Record excerpts
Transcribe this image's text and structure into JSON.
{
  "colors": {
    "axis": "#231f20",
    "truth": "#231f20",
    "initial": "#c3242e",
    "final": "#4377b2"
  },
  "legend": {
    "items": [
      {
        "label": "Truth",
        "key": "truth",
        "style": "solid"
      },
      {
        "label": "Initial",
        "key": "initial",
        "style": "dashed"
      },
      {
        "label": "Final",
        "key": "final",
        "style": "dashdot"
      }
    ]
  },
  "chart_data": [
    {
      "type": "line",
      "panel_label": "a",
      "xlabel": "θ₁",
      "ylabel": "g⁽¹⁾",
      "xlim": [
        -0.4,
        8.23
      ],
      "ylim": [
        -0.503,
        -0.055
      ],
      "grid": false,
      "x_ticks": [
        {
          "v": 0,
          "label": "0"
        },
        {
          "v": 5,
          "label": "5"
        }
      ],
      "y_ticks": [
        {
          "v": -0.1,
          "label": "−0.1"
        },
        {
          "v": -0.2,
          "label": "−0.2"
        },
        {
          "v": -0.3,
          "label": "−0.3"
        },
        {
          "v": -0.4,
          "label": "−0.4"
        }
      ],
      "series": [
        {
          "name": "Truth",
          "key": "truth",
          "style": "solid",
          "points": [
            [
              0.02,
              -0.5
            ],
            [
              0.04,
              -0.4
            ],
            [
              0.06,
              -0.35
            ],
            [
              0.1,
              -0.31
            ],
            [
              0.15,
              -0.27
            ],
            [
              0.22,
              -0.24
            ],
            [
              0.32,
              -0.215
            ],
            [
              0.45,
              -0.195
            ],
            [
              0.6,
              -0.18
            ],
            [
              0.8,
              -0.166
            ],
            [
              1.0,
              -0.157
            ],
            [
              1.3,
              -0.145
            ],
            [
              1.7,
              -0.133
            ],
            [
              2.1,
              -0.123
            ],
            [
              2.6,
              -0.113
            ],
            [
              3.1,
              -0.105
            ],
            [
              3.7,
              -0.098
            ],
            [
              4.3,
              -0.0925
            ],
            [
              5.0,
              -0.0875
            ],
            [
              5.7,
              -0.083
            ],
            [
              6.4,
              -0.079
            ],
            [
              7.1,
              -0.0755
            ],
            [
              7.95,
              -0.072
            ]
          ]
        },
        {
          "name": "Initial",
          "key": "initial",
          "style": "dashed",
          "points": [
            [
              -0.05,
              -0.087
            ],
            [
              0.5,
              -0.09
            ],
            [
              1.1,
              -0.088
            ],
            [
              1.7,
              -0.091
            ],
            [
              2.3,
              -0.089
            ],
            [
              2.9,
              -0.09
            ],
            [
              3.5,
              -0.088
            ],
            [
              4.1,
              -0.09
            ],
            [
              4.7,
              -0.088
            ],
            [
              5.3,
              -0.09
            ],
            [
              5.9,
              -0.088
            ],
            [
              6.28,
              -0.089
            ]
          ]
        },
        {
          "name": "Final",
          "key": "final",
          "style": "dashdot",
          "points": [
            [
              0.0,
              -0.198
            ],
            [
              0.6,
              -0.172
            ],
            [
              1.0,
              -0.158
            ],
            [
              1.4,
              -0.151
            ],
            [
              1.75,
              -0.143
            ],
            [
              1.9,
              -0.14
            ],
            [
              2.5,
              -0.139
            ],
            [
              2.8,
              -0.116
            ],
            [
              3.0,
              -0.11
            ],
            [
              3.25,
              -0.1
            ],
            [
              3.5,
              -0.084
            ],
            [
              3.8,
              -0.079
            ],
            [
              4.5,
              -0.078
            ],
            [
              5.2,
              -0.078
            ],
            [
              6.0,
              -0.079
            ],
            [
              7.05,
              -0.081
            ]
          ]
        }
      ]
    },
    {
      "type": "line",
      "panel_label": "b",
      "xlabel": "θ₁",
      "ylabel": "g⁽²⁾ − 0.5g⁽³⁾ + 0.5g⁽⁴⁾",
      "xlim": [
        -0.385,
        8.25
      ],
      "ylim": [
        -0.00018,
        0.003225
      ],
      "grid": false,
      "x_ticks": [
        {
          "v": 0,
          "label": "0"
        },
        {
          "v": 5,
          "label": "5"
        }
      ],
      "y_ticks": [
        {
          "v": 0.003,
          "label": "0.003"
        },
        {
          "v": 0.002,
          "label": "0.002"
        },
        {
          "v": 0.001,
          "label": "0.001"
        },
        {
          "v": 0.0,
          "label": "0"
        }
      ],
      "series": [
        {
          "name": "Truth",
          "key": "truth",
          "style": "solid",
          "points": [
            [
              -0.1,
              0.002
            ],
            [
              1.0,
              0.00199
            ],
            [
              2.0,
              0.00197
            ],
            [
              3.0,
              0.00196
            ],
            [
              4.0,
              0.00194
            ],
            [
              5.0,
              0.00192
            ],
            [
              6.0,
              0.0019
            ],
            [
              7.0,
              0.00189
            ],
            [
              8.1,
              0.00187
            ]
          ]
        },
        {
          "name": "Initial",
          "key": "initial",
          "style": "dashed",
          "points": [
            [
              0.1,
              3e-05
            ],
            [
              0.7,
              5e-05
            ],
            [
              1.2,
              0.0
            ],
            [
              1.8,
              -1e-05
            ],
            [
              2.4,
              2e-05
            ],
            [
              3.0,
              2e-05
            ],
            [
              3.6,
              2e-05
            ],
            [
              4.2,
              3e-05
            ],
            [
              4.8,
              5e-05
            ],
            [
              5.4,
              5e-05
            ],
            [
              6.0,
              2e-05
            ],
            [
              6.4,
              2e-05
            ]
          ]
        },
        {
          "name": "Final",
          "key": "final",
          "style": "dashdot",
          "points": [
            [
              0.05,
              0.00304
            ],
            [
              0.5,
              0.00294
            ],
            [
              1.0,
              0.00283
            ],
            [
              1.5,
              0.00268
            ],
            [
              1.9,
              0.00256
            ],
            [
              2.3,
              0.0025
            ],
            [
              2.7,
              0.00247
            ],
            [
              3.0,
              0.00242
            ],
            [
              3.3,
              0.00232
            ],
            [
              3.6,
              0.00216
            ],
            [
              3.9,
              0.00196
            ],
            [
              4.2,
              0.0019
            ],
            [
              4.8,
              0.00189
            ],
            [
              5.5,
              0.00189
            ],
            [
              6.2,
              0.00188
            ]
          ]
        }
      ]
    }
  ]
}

Prompt
Quote the listing in full, please, keeping every line exact.

Task result
Transcribe this image's text and structure into JSON.
{
  "colors": {
    "axis": "#231f20",
    "truth": "#231f20",
    "initial": "#c3242e",
    "final": "#4377b2"
  },
  "legend": {
    "items": [
      {
        "label": "Truth",
        "key": "truth",
        "style": "solid"
      },
      {
        "label": "Initial",
        "key": "initial",
        "style": "dashed"
      },
      {
        "label": "Final",
        "key": "final",
        "style": "dashdot"
      }
    ]
  },
  "chart_data": [
    {
      "type": "line",
      "panel_label": "a",
      "xlabel": "θ₁",
      "ylabel": "g⁽¹⁾",
      "xlim": [
        -0.4,
        8.23
      ],
      "ylim": [
        -0.503,
        -0.055
      ],
      "grid": false,
      "x_ticks": [
        {
          "v": 0,
          "label": "0"
        },
        {
          "v": 5,
          "label": "5"
        }
      ],
      "y_ticks": [
        {
          "v": -0.1,
          "label": "−0.1"
        },
        {
          "v": -0.2,
          "label": "−0.2"
        },
        {
          "v": -0.3,
          "label": "−0.3"
        },
        {
          "v": -0.4,
          "label": "−0.4"
        }
      ],
      "series": [
        {
          "name": "Truth",
          "key": "truth",
          "style": "solid",
          "points": [
            [
              0.02,
              -0.5
            ],
            [
              0.04,
              -0.4
            ],
            [
              0.06,
              -0.35
            ],
            [
              0.1,
              -0.31
            ],
            [
              0.15,
              -0.27
            ],
            [
              0.22,
              -0.24
            ],
            [
              0.32,
              -0.215
            ],
            [
              0.45,
              -0.195
            ],
            [
              0.6,
              -0.18
            ],
            [
              0.8,
              -0.166
            ],
            [
              1.0,
              -0.157
            ],
            [
              1.3,
              -0.145
            ],
            [
              1.7,
              -0.133
            ],
            [
              2.1,
              -0.123
            ],
            [
              2.6,
              -0.113
            ],
            [
              3.1,
              -0.105
            ],
            [
              3.7,
              -0.098
            ],
            [
              4.3,
              -0.0925
            ],
            [
              5.0,
              -0.0875
            ],
            [
              5.7,
              -0.083
            ],
            [
              6.4,
              -0.079
            ],
            [
              7.1,
              -0.0755
            ],
            [
              7.95,
              -0.072
            ]
          ]
        },
        {
          "name": "Initial",
          "key": "initial",
          "style": "dashed",
          "points": [
            [
              -0.05,
              -0.087
            ],
            [
              0.5,
              -0.09
            ],
            [
              1.1,
              -0.088
            ],
            [
              1.7,
              -0.091
            ],
            [
              2.3,
              -0.089
            ],
            [
              2.9,
              -0.09
            ],
            [
              3.5,
              -0.088
            ],
            [
              4.1,
              -0.09
            ],
            [
              4.7,
              -0.088
            ],
            [
              5.3,
              -0.09
            ],
            [
              5.9,
              -0.088
            ],
            [
              6.28,
              -0.089
            ]
          ]
        },
        {
          "name": "Final",
          "key": "final",
          "style": "dashdot",
          "points": [
            [
              0.0,
              -0.198
            ],
            [
              0.6,
              -0.172
            ],
            [
              1.0,
              -0.158
            ],
            [
              1.4,
              -0.151
            ],
            [
              1.75,
              -0.143
            ],
            [
              1.9,
              -0.14
            ],
            [
              2.5,
              -0.139
            ],
            [
              2.8,
              -0.116
            ],
            [
              3.0,
              -0.11
            ],
            [
              3.25,
              -0.1
            ],
            [
              3.5,
              -0.084
            ],
            [
              3.8,
              -0.079
            ],
            [
              4.5,
              -0.078
            ],
            [
              5.2,
              -0.078
            ],
            [
              6.0,
              -0.079
            ],
            [
              7.05,
              -0.081
            ]
          ]
        }
      ]
    },
    {
      "type": "line",
      "panel_label": "b",
      "xlabel": "θ₁",
      "ylabel": "g⁽²⁾ − 0.5g⁽³⁾ + 0.5g⁽⁴⁾",
      "xlim": [
        -0.385,
        8.25
      ],
      "ylim": [
        -0.00018,
        0.003225
      ],
      "grid": false,
      "x_ticks": [
        {
          "v": 0,
          "label": "0"
        },
        {
          "v": 5,
          "label": "5"
        }
      ],
      "y_ticks": [
        {
          "v": 0.003,
          "label": "0.003"
        },
        {
          "v": 0.002,
          "label": "0.002"
        },
        {
          "v": 0.001,
          "label": "0.001"
        },
        {
          "v": 0.0,
          "label": "0"
        }
      ],
      "series": [
        {
          "name": "Truth",
          "key": "truth",
          "style": "solid",
          "points": [
            [
              -0.1,
              0.002
            ],
            [
              1.0,
              0.00199
            ],
            [
              2.0,
              0.00197
            ],
            [
              3.0,
              0.00196
            ],
            [
              4.0,
              0.00194
            ],
            [
              5.0,
              0.00192
            ],
            [
              6.0,
              0.0019
            ],
            [
              7.0,
              0.00189
            ],
            [
              8.1,
              0.00187
            ]
          ]
        },
        {
          "name": "Initial",
          "key": "initial",
          "style": "dashed",
          "points": [
            [
              0.1,
              3e-05
            ],
            [
              0.7,
              5e-05
            ],
            [
              1.2,
              0.0
            ],
            [
              1.8,
              -1e-05
            ],
            [
              2.4,
              2e-05
            ],
            [
              3.0,
              2e-05
            ],
            [
              3.6,
              2e-05
            ],
            [
              4.2,
              3e-05
            ],
            [
              4.8,
              5e-05
            ],
            [
              5.4,
              5e-05
            ],
            [
              6.0,
              2e-05
            ],
            [
              6.4,
              2e-05
            ]
          ]
        },
        {
          "name": "Final",
          "key": "final",
          "style": "dashdot",
          "points": [
            [
              0.05,
              0.00304
            ],
            [
              0.5,
              0.00294
            ],
            [
              1.0,
              0.00283
            ],
            [
              1.5,
              0.00268
            ],
            [
              1.9,
              0.00256
            ],
            [
              2.3,
              0.0025
            ],
            [
              2.7,
              0.00247
            ],
            [
              3.0,
              0.00242
            ],
            [
              3.3,
              0.00232
            ],
            [
              3.6,
              0.00216
            ],
            [
              3.9,
              0.00196
            ],
            [
              4.2,
              0.0019
            ],
            [
              4.8,
              0.00189
            ],
            [
              5.5,
              0.00189
            ],
            [
              6.2,
              0.00188
            ]
          ]
        }
      ]
    }
  ]
}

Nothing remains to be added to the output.